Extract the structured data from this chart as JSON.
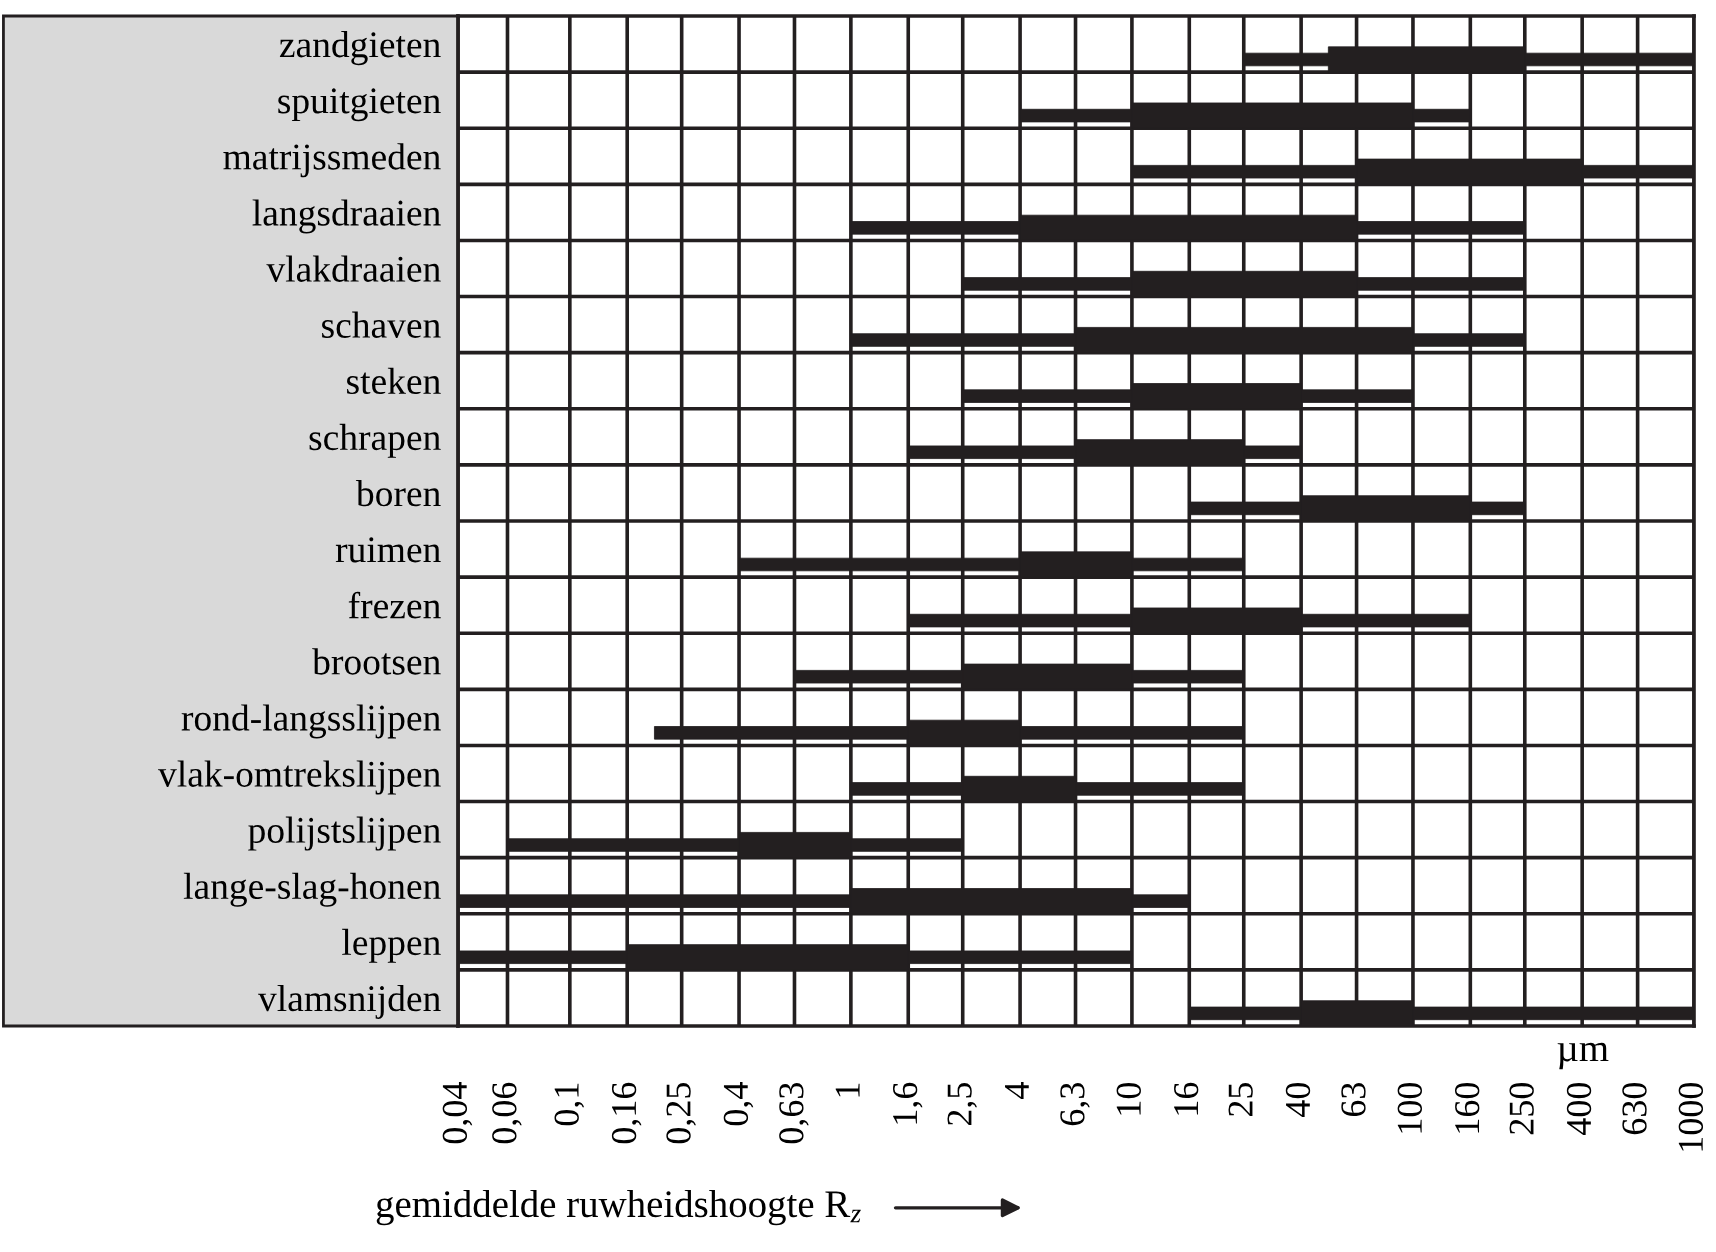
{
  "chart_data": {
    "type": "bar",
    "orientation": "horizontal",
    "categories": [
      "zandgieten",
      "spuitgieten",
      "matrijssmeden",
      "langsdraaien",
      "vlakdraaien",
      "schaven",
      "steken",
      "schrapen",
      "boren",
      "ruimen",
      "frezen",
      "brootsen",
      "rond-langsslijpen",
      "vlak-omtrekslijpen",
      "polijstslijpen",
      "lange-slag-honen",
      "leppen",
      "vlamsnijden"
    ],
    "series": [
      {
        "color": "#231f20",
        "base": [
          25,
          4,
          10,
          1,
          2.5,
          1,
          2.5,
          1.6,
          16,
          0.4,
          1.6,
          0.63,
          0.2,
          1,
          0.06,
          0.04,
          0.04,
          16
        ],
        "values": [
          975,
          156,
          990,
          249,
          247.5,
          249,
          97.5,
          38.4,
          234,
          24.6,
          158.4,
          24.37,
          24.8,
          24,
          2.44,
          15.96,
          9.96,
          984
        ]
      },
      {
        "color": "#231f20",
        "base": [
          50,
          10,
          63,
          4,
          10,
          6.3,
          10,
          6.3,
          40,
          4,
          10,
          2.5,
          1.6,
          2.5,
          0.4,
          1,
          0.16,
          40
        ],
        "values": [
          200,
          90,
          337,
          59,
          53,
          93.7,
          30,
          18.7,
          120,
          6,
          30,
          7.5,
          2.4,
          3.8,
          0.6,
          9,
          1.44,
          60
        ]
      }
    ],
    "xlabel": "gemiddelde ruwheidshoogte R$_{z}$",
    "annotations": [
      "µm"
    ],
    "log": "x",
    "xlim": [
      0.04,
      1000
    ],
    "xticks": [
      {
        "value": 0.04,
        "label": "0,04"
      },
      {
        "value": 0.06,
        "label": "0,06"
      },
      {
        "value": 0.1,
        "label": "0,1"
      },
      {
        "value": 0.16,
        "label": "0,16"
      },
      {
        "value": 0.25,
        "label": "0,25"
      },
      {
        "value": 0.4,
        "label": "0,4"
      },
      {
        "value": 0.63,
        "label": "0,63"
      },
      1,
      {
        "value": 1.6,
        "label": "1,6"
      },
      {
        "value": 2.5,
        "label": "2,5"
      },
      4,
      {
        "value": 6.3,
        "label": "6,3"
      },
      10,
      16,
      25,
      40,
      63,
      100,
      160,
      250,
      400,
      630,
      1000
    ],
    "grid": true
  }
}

■ **Requirement**:
Your copy should match the entries exactly, minus the pictures.

■ **Reply to the task**:
Extract the structured data from this chart as JSON.
{
  "chart_data": {
    "type": "bar",
    "orientation": "horizontal",
    "categories": [
      "zandgieten",
      "spuitgieten",
      "matrijssmeden",
      "langsdraaien",
      "vlakdraaien",
      "schaven",
      "steken",
      "schrapen",
      "boren",
      "ruimen",
      "frezen",
      "brootsen",
      "rond-langsslijpen",
      "vlak-omtrekslijpen",
      "polijstslijpen",
      "lange-slag-honen",
      "leppen",
      "vlamsnijden"
    ],
    "series": [
      {
        "color": "#231f20",
        "base": [
          25,
          4,
          10,
          1,
          2.5,
          1,
          2.5,
          1.6,
          16,
          0.4,
          1.6,
          0.63,
          0.2,
          1,
          0.06,
          0.04,
          0.04,
          16
        ],
        "values": [
          975,
          156,
          990,
          249,
          247.5,
          249,
          97.5,
          38.4,
          234,
          24.6,
          158.4,
          24.37,
          24.8,
          24,
          2.44,
          15.96,
          9.96,
          984
        ]
      },
      {
        "color": "#231f20",
        "base": [
          50,
          10,
          63,
          4,
          10,
          6.3,
          10,
          6.3,
          40,
          4,
          10,
          2.5,
          1.6,
          2.5,
          0.4,
          1,
          0.16,
          40
        ],
        "values": [
          200,
          90,
          337,
          59,
          53,
          93.7,
          30,
          18.7,
          120,
          6,
          30,
          7.5,
          2.4,
          3.8,
          0.6,
          9,
          1.44,
          60
        ]
      }
    ],
    "xlabel": "gemiddelde ruwheidshoogte R$_{z}$",
    "annotations": [
      "µm"
    ],
    "log": "x",
    "xlim": [
      0.04,
      1000
    ],
    "xticks": [
      {
        "value": 0.04,
        "label": "0,04"
      },
      {
        "value": 0.06,
        "label": "0,06"
      },
      {
        "value": 0.1,
        "label": "0,1"
      },
      {
        "value": 0.16,
        "label": "0,16"
      },
      {
        "value": 0.25,
        "label": "0,25"
      },
      {
        "value": 0.4,
        "label": "0,4"
      },
      {
        "value": 0.63,
        "label": "0,63"
      },
      1,
      {
        "value": 1.6,
        "label": "1,6"
      },
      {
        "value": 2.5,
        "label": "2,5"
      },
      4,
      {
        "value": 6.3,
        "label": "6,3"
      },
      10,
      16,
      25,
      40,
      63,
      100,
      160,
      250,
      400,
      630,
      1000
    ],
    "grid": true
  }
}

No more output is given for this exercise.